◆ Task requirements ◆
In the entries below, how many lines include "assistance"? Reply with the number and nothing more.

_ _ _ _

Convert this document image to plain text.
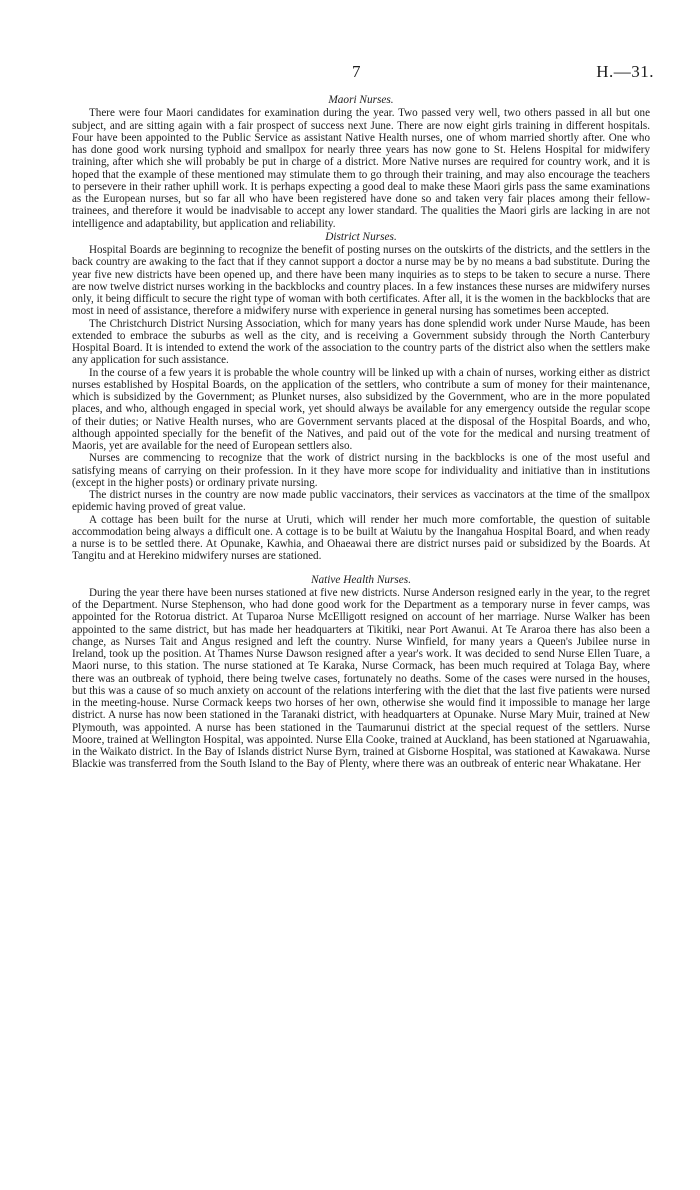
7	H.—31.
Maori Nurses.

There were four Maori candidates for examination during the year. Two passed very well, two others passed in all but one subject, and are sitting again with a fair prospect of success next June. There are now eight girls training in different hospitals. Four have been appointed to the Public Service as assistant Native Health nurses, one of whom married shortly after. One who has done good work nursing typhoid and smallpox for nearly three years has now gone to St. Helens Hospital for midwifery training, after which she will probably be put in charge of a district. More Native nurses are required for country work, and it is hoped that the example of these mentioned may stimulate them to go through their training, and may also encourage the teachers to persevere in their rather uphill work. It is perhaps expecting a good deal to make these Maori girls pass the same examinations as the European nurses, but so far all who have been registered have done so and taken very fair places among their fellow-trainees, and therefore it would be inadvisable to accept any lower standard. The qualities the Maori girls are lacking in are not intelligence and adaptability, but application and reliability.

District Nurses.

Hospital Boards are beginning to recognize the benefit of posting nurses on the outskirts of the districts, and the settlers in the back country are awaking to the fact that if they cannot support a doctor a nurse may be by no means a bad substitute. During the year five new districts have been opened up, and there have been many inquiries as to steps to be taken to secure a nurse. There are now twelve district nurses working in the backblocks and country places. In a few instances these nurses are midwifery nurses only, it being difficult to secure the right type of woman with both certificates. After all, it is the women in the backblocks that are most in need of assistance, therefore a midwifery nurse with experience in general nursing has sometimes been accepted.

The Christchurch District Nursing Association, which for many years has done splendid work under Nurse Maude, has been extended to embrace the suburbs as well as the city, and is receiving a Government subsidy through the North Canterbury Hospital Board. It is intended to extend the work of the association to the country parts of the district also when the settlers make any application for such assistance.

In the course of a few years it is probable the whole country will be linked up with a chain of nurses, working either as district nurses established by Hospital Boards, on the application of the settlers, who contribute a sum of money for their maintenance, which is subsidized by the Government; as Plunket nurses, also subsidized by the Government, who are in the more populated places, and who, although engaged in special work, yet should always be available for any emergency outside the regular scope of their duties; or Native Health nurses, who are Government servants placed at the disposal of the Hospital Boards, and who, although appointed specially for the benefit of the Natives, and paid out of the vote for the medical and nursing treatment of Maoris, yet are available for the need of European settlers also.

Nurses are commencing to recognize that the work of district nursing in the backblocks is one of the most useful and satisfying means of carrying on their profession. In it they have more scope for individuality and initiative than in institutions (except in the higher posts) or ordinary private nursing.

The district nurses in the country are now made public vaccinators, their services as vaccinators at the time of the smallpox epidemic having proved of great value.

A cottage has been built for the nurse at Uruti, which will render her much more comfortable, the question of suitable accommodation being always a difficult one. A cottage is to be built at Waiutu by the Inangahua Hospital Board, and when ready a nurse is to be settled there. At Opunake, Kawhia, and Ohaeawai there are district nurses paid or subsidized by the Boards. At Tangitu and at Herekino midwifery nurses are stationed.

Native Health Nurses.

During the year there have been nurses stationed at five new districts. Nurse Anderson resigned early in the year, to the regret of the Department. Nurse Stephenson, who had done good work for the Department as a temporary nurse in fever camps, was appointed for the Rotorua district. At Tuparoa Nurse McElligott resigned on account of her marriage. Nurse Walker has been appointed to the same district, but has made her headquarters at Tikitiki, near Port Awanui. At Te Araroa there has also been a change, as Nurses Tait and Angus resigned and left the country. Nurse Winfield, for many years a Queen's Jubilee nurse in Ireland, took up the position. At Thames Nurse Dawson resigned after a year's work. It was decided to send Nurse Ellen Tuare, a Maori nurse, to this station. The nurse stationed at Te Karaka, Nurse Cormack, has been much required at Tolaga Bay, where there was an outbreak of typhoid, there being twelve cases, fortunately no deaths. Some of the cases were nursed in the houses, but this was a cause of so much anxiety on account of the relations interfering with the diet that the last five patients were nursed in the meeting-house. Nurse Cormack keeps two horses of her own, otherwise she would find it impossible to manage her large district. A nurse has now been stationed in the Taranaki district, with headquarters at Opunake. Nurse Mary Muir, trained at New Plymouth, was appointed. A nurse has been stationed in the Taumarunui district at the special request of the settlers. Nurse Moore, trained at Wellington Hospital, was appointed. Nurse Ella Cooke, trained at Auckland, has been stationed at Ngaruawahia, in the Waikato district. In the Bay of Islands district Nurse Byrn, trained at Gisborne Hospital, was stationed at Kawakawa. Nurse Blackie was transferred from the South Island to the Bay of Plenty, where there was an outbreak of enteric near Whakatane. Her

_ _ _ _

◆ Answer box ◆
2